Short task - Copy every line that contains the string "الشهداء" from the entries below.

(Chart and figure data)

=====

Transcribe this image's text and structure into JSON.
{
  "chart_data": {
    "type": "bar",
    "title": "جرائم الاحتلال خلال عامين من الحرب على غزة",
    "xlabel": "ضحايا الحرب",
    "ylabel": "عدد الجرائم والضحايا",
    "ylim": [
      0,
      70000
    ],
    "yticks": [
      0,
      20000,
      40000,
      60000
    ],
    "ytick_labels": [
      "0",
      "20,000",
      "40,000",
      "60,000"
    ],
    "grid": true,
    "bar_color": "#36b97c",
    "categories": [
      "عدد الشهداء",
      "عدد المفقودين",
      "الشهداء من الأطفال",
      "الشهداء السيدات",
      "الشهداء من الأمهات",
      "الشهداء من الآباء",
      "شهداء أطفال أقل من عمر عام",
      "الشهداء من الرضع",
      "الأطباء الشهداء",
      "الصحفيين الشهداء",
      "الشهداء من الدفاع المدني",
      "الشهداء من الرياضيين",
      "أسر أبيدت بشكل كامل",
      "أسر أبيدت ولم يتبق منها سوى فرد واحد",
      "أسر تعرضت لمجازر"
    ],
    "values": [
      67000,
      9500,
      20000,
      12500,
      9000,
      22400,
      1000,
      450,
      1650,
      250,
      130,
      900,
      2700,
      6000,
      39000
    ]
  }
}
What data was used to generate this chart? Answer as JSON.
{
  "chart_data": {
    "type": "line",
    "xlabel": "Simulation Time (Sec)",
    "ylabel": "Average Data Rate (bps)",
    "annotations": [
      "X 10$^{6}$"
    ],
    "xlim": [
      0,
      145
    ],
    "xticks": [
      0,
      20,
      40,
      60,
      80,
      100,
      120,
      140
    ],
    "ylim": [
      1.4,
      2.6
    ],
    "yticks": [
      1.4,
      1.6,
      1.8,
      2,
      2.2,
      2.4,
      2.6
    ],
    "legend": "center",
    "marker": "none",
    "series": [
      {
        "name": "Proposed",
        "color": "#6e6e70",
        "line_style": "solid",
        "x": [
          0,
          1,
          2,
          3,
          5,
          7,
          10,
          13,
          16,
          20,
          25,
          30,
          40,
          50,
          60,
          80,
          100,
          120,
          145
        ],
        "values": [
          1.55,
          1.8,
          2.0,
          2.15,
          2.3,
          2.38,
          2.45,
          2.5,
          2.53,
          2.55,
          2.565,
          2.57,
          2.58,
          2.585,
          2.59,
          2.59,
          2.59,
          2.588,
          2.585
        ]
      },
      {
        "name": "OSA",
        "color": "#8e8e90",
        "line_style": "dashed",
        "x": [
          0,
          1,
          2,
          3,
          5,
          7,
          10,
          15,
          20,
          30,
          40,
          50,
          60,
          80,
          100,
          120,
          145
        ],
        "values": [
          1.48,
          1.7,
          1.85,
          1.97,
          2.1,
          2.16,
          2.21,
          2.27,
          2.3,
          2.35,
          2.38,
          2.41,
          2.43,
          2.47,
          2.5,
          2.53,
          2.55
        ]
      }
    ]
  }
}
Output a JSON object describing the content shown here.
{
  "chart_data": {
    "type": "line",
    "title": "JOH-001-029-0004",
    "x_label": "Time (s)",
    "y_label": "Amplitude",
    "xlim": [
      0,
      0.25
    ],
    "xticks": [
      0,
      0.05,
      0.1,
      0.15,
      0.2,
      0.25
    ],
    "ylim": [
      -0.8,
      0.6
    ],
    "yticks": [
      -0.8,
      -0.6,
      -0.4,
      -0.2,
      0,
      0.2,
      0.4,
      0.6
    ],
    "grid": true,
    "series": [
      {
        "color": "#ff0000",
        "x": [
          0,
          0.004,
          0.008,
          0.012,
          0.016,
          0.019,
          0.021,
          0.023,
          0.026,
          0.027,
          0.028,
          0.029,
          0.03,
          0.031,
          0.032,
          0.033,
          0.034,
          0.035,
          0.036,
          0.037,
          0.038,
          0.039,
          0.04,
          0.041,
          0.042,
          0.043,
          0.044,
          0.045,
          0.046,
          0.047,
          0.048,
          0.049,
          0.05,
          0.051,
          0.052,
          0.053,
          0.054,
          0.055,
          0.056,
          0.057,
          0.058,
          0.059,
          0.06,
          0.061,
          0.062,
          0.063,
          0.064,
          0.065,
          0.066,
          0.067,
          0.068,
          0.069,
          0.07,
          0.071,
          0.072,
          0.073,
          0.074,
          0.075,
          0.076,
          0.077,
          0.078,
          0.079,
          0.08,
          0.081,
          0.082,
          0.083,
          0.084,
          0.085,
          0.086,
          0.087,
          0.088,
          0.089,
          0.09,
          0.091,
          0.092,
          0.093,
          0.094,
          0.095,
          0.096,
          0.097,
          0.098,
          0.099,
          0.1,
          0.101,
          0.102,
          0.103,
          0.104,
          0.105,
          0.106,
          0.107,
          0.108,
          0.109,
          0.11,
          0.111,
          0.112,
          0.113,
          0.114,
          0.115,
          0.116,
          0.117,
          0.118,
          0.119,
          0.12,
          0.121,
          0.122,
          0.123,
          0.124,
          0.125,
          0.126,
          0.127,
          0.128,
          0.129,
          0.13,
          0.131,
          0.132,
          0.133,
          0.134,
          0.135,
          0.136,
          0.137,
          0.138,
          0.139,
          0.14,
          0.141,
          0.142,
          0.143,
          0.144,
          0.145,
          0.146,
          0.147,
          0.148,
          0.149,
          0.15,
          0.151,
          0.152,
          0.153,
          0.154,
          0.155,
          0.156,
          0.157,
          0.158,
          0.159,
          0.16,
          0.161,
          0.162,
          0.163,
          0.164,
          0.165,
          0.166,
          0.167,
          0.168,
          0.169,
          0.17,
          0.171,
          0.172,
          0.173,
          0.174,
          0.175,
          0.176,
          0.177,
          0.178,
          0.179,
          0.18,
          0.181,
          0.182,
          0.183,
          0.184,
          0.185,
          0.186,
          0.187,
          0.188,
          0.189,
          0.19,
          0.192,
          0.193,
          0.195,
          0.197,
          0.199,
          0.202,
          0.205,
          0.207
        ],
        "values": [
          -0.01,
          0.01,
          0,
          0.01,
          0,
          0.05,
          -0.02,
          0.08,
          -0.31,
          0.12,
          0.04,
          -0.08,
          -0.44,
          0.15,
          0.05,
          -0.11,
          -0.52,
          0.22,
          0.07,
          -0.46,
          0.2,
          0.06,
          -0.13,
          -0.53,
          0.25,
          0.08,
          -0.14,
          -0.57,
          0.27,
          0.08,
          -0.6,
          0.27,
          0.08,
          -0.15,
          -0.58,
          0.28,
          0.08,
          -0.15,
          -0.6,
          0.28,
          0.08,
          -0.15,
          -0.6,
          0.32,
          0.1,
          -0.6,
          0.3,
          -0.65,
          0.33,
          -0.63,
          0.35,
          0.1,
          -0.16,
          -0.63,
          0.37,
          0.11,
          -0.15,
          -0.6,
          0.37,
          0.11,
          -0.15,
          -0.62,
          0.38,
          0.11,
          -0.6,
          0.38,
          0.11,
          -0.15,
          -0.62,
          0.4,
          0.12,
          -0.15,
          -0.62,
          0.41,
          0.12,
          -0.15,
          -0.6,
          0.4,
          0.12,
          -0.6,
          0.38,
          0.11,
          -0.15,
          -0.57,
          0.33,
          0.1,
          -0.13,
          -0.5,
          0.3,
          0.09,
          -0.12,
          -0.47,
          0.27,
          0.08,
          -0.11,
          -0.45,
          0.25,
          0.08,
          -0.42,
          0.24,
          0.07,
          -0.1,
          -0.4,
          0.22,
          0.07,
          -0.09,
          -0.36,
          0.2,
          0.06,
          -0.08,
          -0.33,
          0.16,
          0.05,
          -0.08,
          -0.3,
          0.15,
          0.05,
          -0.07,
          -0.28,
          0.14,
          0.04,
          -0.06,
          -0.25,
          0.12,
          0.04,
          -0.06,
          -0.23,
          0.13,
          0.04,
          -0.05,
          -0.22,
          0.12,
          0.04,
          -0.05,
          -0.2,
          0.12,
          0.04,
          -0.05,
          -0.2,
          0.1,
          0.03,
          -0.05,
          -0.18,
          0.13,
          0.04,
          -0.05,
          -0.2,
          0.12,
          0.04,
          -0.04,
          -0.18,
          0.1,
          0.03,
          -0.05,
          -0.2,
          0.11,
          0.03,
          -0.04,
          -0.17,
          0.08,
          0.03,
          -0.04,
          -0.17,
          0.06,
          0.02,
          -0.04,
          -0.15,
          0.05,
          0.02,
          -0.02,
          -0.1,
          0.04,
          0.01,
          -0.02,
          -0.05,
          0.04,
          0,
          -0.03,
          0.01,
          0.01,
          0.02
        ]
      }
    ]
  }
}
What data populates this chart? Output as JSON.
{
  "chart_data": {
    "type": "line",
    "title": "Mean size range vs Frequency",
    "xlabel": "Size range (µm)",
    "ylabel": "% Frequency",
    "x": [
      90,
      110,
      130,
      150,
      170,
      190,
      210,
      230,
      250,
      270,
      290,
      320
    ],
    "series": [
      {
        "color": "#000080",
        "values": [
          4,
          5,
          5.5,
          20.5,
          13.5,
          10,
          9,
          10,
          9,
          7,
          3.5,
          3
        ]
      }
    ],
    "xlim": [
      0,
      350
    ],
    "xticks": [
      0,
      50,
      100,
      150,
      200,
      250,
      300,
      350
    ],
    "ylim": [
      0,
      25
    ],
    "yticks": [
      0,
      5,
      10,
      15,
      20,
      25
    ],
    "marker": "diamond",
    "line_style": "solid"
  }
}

=====

Response -
      "عدد الشهداء",
      "الشهداء من الأطفال",
      "الشهداء السيدات",
      "الشهداء من الأمهات",
      "الشهداء من الآباء",
      "الشهداء من الرضع",
      "الأطباء الشهداء",
      "الصحفيين الشهداء",
      "الشهداء من الدفاع المدني",
      "الشهداء من الرياضيين",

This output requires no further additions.